[Extracted records]

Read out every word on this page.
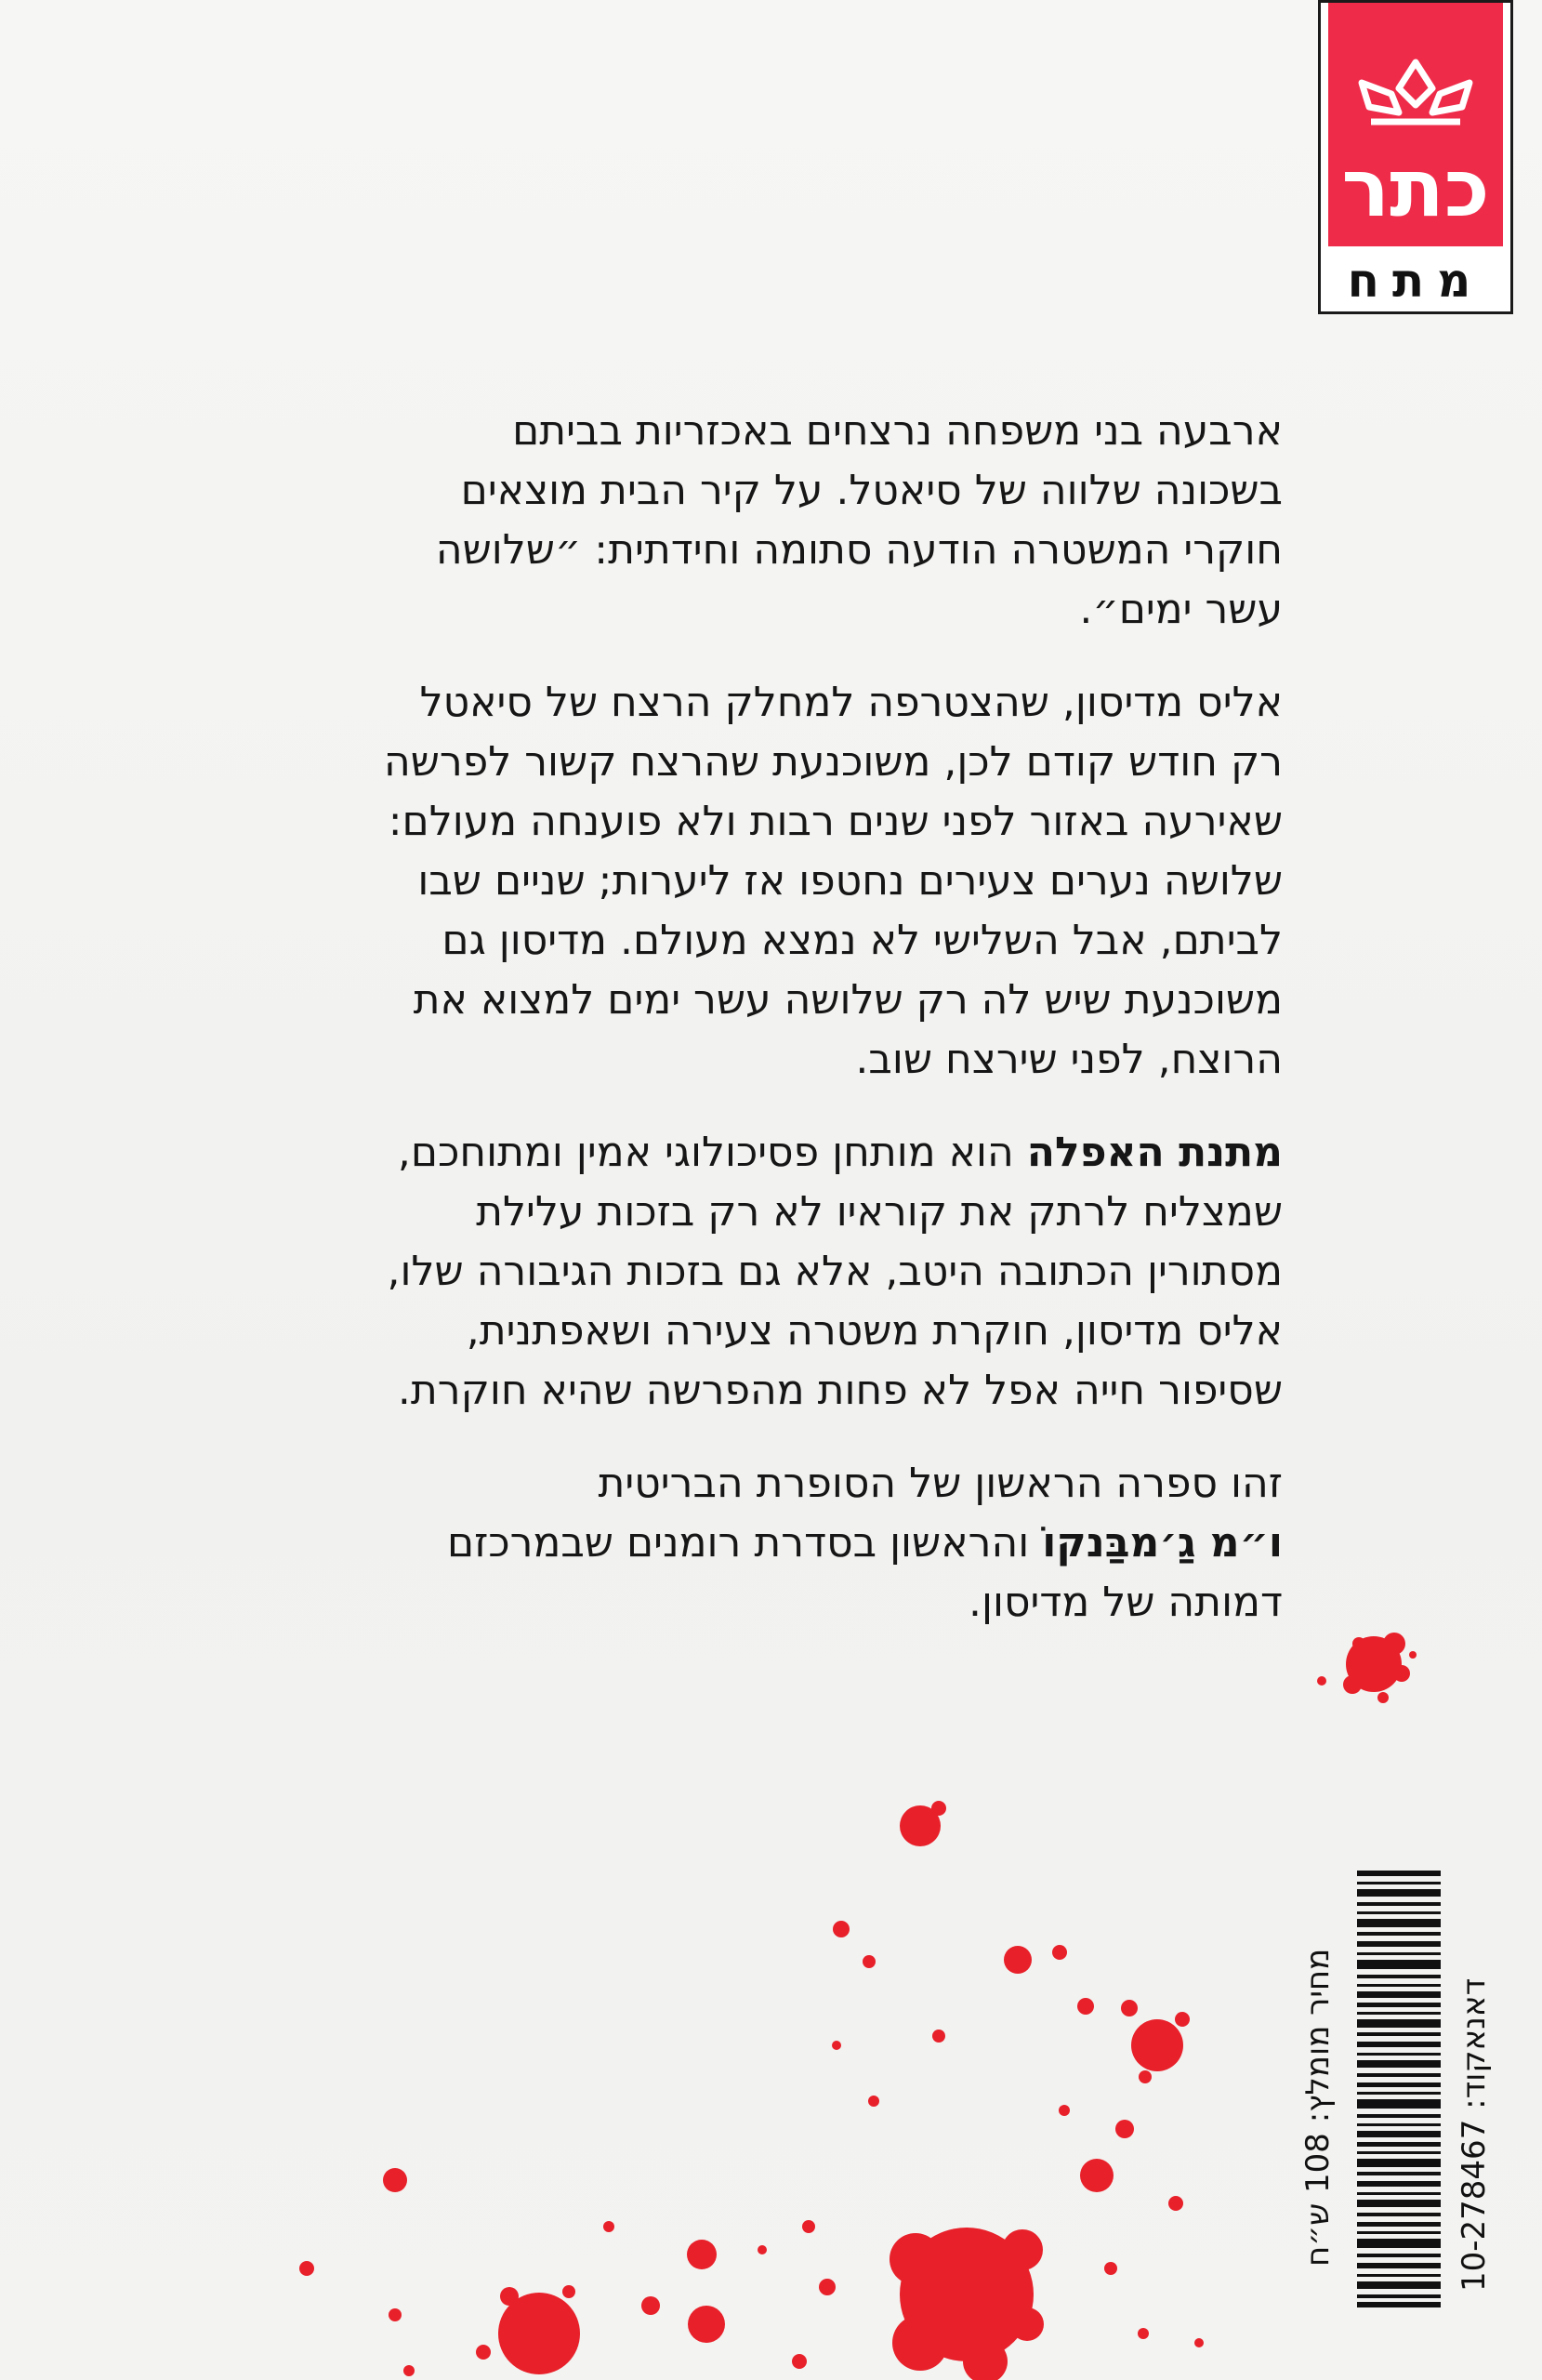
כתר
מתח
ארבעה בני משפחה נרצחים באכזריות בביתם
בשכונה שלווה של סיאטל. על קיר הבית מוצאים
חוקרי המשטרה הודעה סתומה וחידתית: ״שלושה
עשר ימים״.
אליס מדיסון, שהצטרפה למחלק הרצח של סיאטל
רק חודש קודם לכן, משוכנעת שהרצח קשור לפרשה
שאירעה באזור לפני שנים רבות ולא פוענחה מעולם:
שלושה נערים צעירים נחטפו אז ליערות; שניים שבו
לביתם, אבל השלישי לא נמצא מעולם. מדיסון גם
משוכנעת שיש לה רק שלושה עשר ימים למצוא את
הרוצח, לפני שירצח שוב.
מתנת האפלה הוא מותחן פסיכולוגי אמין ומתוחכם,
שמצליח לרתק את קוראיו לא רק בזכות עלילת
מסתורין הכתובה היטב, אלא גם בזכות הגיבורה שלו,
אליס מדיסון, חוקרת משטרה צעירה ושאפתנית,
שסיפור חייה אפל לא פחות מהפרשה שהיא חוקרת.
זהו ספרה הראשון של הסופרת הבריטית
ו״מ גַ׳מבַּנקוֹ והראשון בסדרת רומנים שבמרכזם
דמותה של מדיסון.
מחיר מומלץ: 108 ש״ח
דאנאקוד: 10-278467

...

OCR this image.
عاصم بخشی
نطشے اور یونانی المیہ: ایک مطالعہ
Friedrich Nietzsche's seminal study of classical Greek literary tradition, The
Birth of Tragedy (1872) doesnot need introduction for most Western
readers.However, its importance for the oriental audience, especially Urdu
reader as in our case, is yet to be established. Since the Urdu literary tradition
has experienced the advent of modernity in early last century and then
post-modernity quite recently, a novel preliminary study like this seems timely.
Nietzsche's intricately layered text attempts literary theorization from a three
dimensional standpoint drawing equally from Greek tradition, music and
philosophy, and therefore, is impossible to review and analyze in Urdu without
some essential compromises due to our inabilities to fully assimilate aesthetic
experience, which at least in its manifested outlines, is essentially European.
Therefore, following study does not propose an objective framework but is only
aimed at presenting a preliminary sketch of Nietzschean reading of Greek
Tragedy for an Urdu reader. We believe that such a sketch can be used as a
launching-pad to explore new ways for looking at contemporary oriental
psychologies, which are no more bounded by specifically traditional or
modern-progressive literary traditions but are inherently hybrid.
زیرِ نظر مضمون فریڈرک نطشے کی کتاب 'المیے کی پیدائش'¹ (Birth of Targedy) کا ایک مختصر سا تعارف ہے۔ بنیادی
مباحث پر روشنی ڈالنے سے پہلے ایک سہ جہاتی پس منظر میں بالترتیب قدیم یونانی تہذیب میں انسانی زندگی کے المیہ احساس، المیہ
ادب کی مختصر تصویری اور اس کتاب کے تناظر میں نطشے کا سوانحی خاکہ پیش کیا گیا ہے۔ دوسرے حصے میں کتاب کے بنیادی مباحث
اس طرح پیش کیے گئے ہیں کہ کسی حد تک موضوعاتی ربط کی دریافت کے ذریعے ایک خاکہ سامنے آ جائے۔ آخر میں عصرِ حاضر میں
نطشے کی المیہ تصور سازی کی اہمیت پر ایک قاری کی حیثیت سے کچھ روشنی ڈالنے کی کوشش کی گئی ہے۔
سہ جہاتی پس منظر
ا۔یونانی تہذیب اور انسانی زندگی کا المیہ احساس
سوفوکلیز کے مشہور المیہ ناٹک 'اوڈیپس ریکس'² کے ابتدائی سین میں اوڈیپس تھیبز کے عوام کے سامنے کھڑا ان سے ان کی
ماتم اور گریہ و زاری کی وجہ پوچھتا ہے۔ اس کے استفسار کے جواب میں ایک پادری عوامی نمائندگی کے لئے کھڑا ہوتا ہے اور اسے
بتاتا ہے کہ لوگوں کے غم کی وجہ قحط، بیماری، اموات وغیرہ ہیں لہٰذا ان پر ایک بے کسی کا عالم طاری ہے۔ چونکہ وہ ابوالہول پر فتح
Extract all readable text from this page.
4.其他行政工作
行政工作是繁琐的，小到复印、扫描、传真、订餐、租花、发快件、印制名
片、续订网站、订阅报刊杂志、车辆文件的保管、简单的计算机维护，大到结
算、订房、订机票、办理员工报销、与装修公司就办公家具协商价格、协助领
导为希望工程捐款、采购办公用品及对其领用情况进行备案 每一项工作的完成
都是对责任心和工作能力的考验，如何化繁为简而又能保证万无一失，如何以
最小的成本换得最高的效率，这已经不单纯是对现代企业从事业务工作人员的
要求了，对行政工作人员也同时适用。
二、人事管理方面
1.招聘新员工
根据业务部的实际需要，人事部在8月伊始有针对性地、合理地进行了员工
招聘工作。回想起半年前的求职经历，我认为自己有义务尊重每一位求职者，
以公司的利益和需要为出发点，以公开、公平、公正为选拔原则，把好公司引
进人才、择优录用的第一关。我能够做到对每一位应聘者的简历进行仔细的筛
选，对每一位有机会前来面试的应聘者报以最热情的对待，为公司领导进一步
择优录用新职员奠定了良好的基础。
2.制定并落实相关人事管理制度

--

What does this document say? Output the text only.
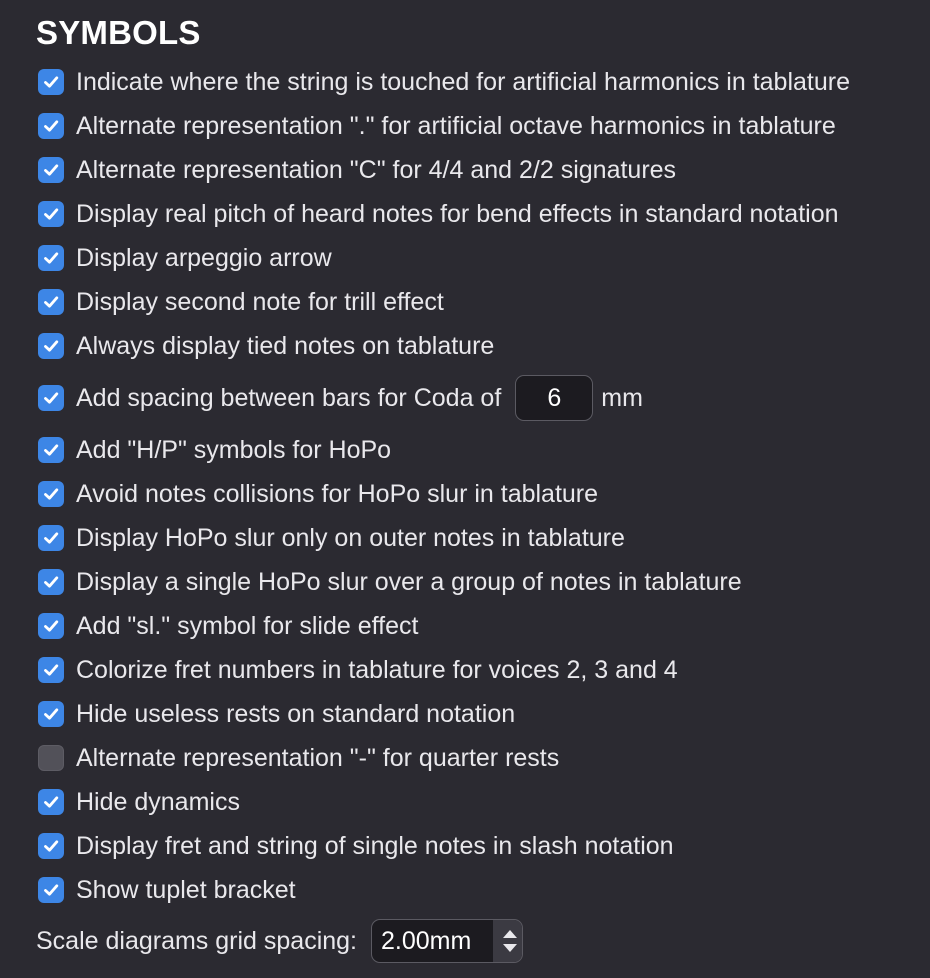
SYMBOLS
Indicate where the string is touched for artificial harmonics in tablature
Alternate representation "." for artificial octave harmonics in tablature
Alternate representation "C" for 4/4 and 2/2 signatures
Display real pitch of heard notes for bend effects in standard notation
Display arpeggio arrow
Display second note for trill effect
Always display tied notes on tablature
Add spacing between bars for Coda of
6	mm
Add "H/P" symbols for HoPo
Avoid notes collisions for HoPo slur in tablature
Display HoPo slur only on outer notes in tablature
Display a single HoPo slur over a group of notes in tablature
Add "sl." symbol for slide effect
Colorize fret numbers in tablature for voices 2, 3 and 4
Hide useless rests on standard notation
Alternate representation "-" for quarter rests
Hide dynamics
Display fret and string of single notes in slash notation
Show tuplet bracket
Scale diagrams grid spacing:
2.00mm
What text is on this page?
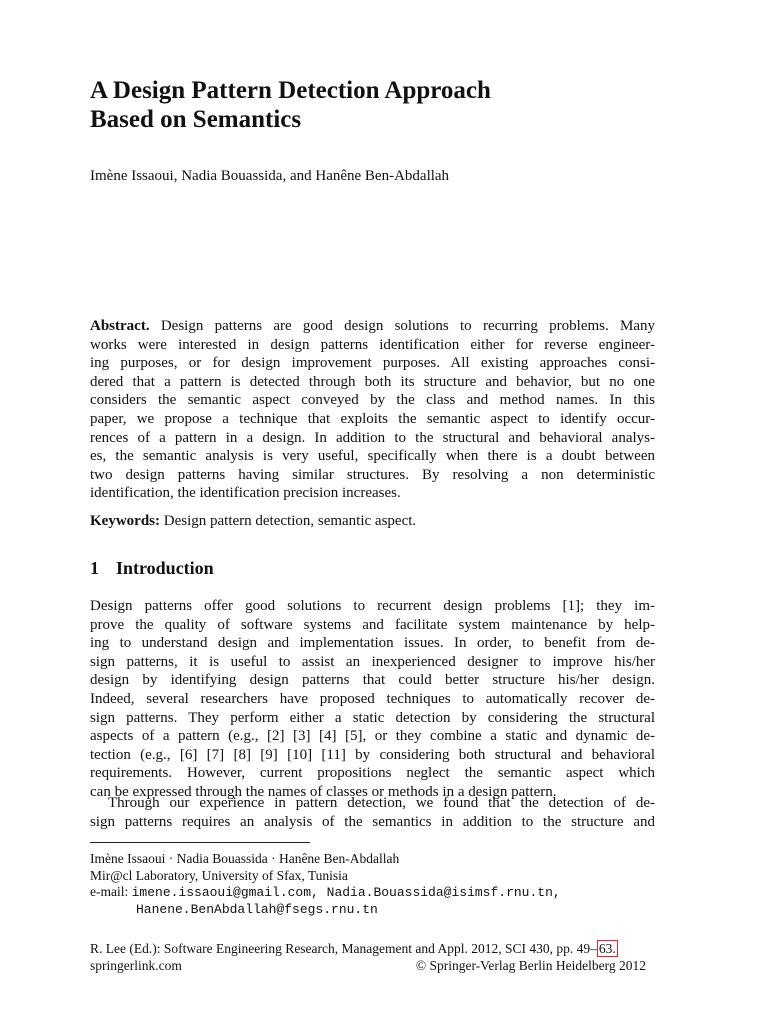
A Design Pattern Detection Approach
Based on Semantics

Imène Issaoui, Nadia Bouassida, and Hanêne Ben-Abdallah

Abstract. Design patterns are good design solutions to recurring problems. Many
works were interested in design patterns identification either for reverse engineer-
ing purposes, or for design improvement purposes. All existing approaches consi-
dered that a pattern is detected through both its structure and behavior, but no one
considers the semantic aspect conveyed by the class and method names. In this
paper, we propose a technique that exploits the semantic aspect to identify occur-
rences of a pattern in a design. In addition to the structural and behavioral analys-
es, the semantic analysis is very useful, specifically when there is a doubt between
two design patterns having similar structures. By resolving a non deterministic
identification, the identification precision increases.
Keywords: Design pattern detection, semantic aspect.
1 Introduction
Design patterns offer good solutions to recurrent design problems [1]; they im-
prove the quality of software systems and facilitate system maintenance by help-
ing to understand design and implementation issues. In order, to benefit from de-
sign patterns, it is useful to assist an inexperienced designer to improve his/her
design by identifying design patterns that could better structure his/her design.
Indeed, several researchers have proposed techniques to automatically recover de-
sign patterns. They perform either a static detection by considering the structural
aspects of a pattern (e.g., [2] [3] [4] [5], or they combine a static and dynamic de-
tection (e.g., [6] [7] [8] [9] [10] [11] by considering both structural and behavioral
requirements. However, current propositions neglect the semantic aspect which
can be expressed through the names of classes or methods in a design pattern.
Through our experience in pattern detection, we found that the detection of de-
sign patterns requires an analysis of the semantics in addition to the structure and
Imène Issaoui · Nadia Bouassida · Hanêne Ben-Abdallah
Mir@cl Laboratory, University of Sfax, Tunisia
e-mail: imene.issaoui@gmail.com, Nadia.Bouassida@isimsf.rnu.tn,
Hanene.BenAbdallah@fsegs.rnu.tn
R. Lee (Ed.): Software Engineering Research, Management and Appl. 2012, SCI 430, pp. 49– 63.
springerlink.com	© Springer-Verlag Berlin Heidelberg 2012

**WHAT YOU WILL DO:**
Locate each line containing the string "منظر" and show it.

**RESPONSE:**
مباحث پر روشنی ڈالنے سے پہلے ایک سہ جہاتی پس منظر میں بالترتیب قدیم یونانی تہذیب میں انسانی زندگی کے المیہ احساس، المیہ
سہ جہاتی پس منظر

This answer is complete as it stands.